What you have to do - Give the number of lines containing the word "only" and nothing more.

Source material -
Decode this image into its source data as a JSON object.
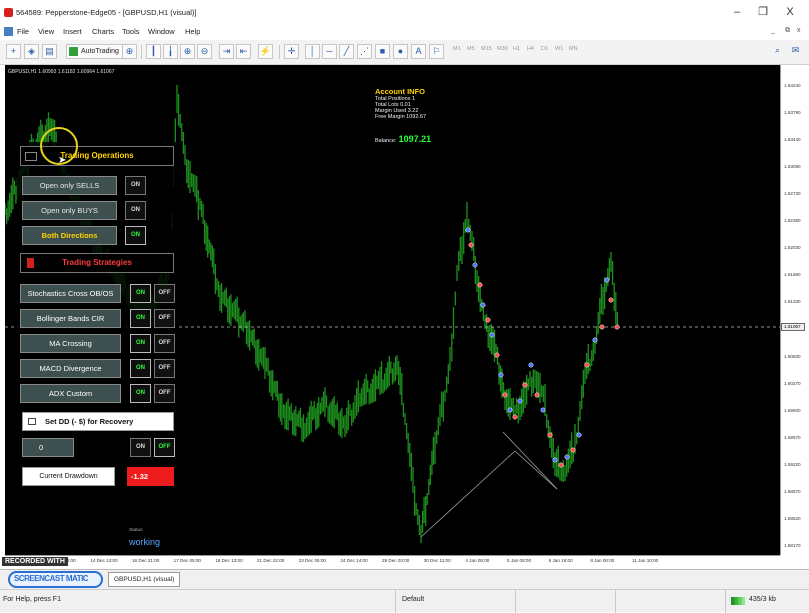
{
  "window": {
    "title": "564589: Pepperstone-Edge05 - [GBPUSD,H1 (visual)]",
    "minimize": "–",
    "restore": "❐",
    "close": "X"
  },
  "menu": {
    "items": [
      "File",
      "View",
      "Insert",
      "Charts",
      "Tools",
      "Window",
      "Help"
    ],
    "mdi": [
      "_",
      "&#8203;",
      "x"
    ]
  },
  "toolbar": {
    "autotrading_label": "AutoTrading",
    "timeframes": [
      "M1",
      "M5",
      "M15",
      "M30",
      "H1",
      "H4",
      "D1",
      "W1",
      "MN"
    ]
  },
  "chart": {
    "header": "GBPUSD,H1  1.60993 1.61182 1.60964 1.61067",
    "current_price": "1.61067",
    "price_ticks": [
      "1.64240",
      "1.63790",
      "1.63440",
      "1.63090",
      "1.62730",
      "1.62380",
      "1.62030",
      "1.61680",
      "1.61330",
      "1.60980",
      "1.60630",
      "1.60270",
      "1.59920",
      "1.59570",
      "1.59220",
      "1.58870",
      "1.58520",
      "1.58170"
    ],
    "time_ticks": [
      "10 Dec 2014",
      "11 Dec 06:00",
      "14 Dec 13:00",
      "16 Dec 21:00",
      "17 Dec 05:00",
      "18 Dec 13:00",
      "21 Dec 22:00",
      "23 Dec 06:00",
      "24 Dec 14:00",
      "29 Dec 03:00",
      "30 Dec 11:00",
      "4 Jan 05:00",
      "5 Jan 08:00",
      "6 Jan 16:00",
      "8 Jan 00:00",
      "11 Jan 10:00"
    ],
    "colors": {
      "candles": "#1e8f1e",
      "background": "#000000",
      "buy_marker": "#4a72ff",
      "sell_marker": "#ff4a4a"
    }
  },
  "account": {
    "title": "Account INFO",
    "lines": [
      "Total Positions 1",
      "Total Lots 0.01",
      "Margin Used 3.22",
      "Free Margin 1092.67"
    ],
    "balance_label": "Balance:",
    "balance_value": "1097.21"
  },
  "panel": {
    "trading_operations": "Trading Operations",
    "ops": [
      {
        "label": "Open only SELLS",
        "state": "ON",
        "active": false
      },
      {
        "label": "Open only BUYS",
        "state": "ON",
        "active": false
      },
      {
        "label": "Both Directions",
        "state": "ON",
        "active": true
      }
    ],
    "trading_strategies": "Trading Strategies",
    "strategies": [
      {
        "label": "Stochastics Cross OB/OS",
        "on": "ON",
        "off": "OFF"
      },
      {
        "label": "Bollinger Bands CIR",
        "on": "ON",
        "off": "OFF"
      },
      {
        "label": "MA Crossing",
        "on": "ON",
        "off": "OFF"
      },
      {
        "label": "MACD Divergence",
        "on": "ON",
        "off": "OFF"
      },
      {
        "label": "ADX Custom",
        "on": "ON",
        "off": "OFF"
      }
    ],
    "recovery_label": "Set DD (- $) for Recovery",
    "recovery_value": "0",
    "recovery_on": "ON",
    "recovery_off": "OFF",
    "drawdown_label": "Current Drawdown",
    "drawdown_value": "-1.32",
    "status_label": "Status",
    "status_value": "working"
  },
  "tabs": {
    "recorded": "RECORDED WITH",
    "tab_label": "GBPUSD,H1 (visual)",
    "watermark": "SCREENCAST  MATIC"
  },
  "statusbar": {
    "help": "For Help, press F1",
    "profile": "Default",
    "traffic": "435/3 kb"
  }
}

Task solution - 2